=== RECORDS SUPPLIED ===

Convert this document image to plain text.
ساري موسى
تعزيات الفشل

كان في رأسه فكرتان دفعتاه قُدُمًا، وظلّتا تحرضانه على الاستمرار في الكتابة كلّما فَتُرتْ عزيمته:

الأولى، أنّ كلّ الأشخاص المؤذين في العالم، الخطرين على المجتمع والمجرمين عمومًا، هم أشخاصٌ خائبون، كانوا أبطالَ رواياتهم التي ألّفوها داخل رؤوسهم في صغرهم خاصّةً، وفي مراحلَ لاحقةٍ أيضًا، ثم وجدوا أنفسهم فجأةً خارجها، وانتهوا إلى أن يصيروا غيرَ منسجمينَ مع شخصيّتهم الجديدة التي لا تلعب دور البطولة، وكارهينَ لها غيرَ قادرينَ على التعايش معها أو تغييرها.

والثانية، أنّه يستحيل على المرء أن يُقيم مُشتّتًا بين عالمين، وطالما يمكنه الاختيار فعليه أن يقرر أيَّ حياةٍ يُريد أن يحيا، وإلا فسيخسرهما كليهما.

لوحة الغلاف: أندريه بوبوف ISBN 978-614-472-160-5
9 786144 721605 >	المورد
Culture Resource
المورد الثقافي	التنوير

===

TASK PROMPT:
Copy out every line of the data above, exactly as given.

SOLUTION TO THIS PROBLEM:
Convert this document image to plain text.
ساري موسى
تعزيات الفشل

كان في رأسه فكرتان دفعتاه قُدُمًا، وظلّتا تحرضانه على الاستمرار في الكتابة كلّما فَتُرتْ عزيمته:

الأولى، أنّ كلّ الأشخاص المؤذين في العالم، الخطرين على المجتمع والمجرمين عمومًا، هم أشخاصٌ خائبون، كانوا أبطالَ رواياتهم التي ألّفوها داخل رؤوسهم في صغرهم خاصّةً، وفي مراحلَ لاحقةٍ أيضًا، ثم وجدوا أنفسهم فجأةً خارجها، وانتهوا إلى أن يصيروا غيرَ منسجمينَ مع شخصيّتهم الجديدة التي لا تلعب دور البطولة، وكارهينَ لها غيرَ قادرينَ على التعايش معها أو تغييرها.

والثانية، أنّه يستحيل على المرء أن يُقيم مُشتّتًا بين عالمين، وطالما يمكنه الاختيار فعليه أن يقرر أيَّ حياةٍ يُريد أن يحيا، وإلا فسيخسرهما كليهما.

لوحة الغلاف: أندريه بوبوف ISBN 978-614-472-160-5
9 786144 721605 >	المورد
Culture Resource
المورد الثقافي	التنوير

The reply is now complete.